### WHAT IS BEING ASKED
Your task is to restate the data word for word.

━━━━━━

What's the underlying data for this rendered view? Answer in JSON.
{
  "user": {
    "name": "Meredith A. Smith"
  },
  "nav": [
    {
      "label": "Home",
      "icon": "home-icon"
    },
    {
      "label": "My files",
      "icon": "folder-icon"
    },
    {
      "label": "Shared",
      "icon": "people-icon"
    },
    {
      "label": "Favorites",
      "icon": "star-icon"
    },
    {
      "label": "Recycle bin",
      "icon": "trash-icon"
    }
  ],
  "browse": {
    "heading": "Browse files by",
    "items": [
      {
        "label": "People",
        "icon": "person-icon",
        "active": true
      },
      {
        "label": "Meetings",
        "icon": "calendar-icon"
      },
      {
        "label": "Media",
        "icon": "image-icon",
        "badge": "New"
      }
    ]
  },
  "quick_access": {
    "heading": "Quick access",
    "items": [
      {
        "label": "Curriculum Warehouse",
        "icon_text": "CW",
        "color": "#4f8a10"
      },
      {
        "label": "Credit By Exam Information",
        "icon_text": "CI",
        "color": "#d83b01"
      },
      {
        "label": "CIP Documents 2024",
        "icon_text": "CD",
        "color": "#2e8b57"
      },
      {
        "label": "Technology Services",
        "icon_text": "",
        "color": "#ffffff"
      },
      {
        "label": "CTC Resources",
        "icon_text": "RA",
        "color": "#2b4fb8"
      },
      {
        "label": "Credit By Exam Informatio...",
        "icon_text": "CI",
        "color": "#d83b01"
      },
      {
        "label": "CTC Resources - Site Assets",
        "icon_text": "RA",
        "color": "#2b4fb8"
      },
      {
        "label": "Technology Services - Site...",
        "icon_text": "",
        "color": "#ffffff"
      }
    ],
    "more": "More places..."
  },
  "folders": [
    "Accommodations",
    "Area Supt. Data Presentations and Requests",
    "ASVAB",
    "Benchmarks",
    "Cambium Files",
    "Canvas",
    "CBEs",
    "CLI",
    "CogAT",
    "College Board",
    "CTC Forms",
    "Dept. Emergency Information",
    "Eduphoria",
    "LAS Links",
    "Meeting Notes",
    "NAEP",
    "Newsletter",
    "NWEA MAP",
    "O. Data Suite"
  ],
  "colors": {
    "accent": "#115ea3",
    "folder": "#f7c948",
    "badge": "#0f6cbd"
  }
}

━━━━━━

### WRITTEN RESPONSE
What's the underlying data for this rendered view? Answer in JSON.
{
  "user": {
    "name": "Meredith A. Smith"
  },
  "nav": [
    {
      "label": "Home",
      "icon": "home-icon"
    },
    {
      "label": "My files",
      "icon": "folder-icon"
    },
    {
      "label": "Shared",
      "icon": "people-icon"
    },
    {
      "label": "Favorites",
      "icon": "star-icon"
    },
    {
      "label": "Recycle bin",
      "icon": "trash-icon"
    }
  ],
  "browse": {
    "heading": "Browse files by",
    "items": [
      {
        "label": "People",
        "icon": "person-icon",
        "active": true
      },
      {
        "label": "Meetings",
        "icon": "calendar-icon"
      },
      {
        "label": "Media",
        "icon": "image-icon",
        "badge": "New"
      }
    ]
  },
  "quick_access": {
    "heading": "Quick access",
    "items": [
      {
        "label": "Curriculum Warehouse",
        "icon_text": "CW",
        "color": "#4f8a10"
      },
      {
        "label": "Credit By Exam Information",
        "icon_text": "CI",
        "color": "#d83b01"
      },
      {
        "label": "CIP Documents 2024",
        "icon_text": "CD",
        "color": "#2e8b57"
      },
      {
        "label": "Technology Services",
        "icon_text": "",
        "color": "#ffffff"
      },
      {
        "label": "CTC Resources",
        "icon_text": "RA",
        "color": "#2b4fb8"
      },
      {
        "label": "Credit By Exam Informatio...",
        "icon_text": "CI",
        "color": "#d83b01"
      },
      {
        "label": "CTC Resources - Site Assets",
        "icon_text": "RA",
        "color": "#2b4fb8"
      },
      {
        "label": "Technology Services - Site...",
        "icon_text": "",
        "color": "#ffffff"
      }
    ],
    "more": "More places..."
  },
  "folders": [
    "Accommodations",
    "Area Supt. Data Presentations and Requests",
    "ASVAB",
    "Benchmarks",
    "Cambium Files",
    "Canvas",
    "CBEs",
    "CLI",
    "CogAT",
    "College Board",
    "CTC Forms",
    "Dept. Emergency Information",
    "Eduphoria",
    "LAS Links",
    "Meeting Notes",
    "NAEP",
    "Newsletter",
    "NWEA MAP",
    "O. Data Suite"
  ],
  "colors": {
    "accent": "#115ea3",
    "folder": "#f7c948",
    "badge": "#0f6cbd"
  }
}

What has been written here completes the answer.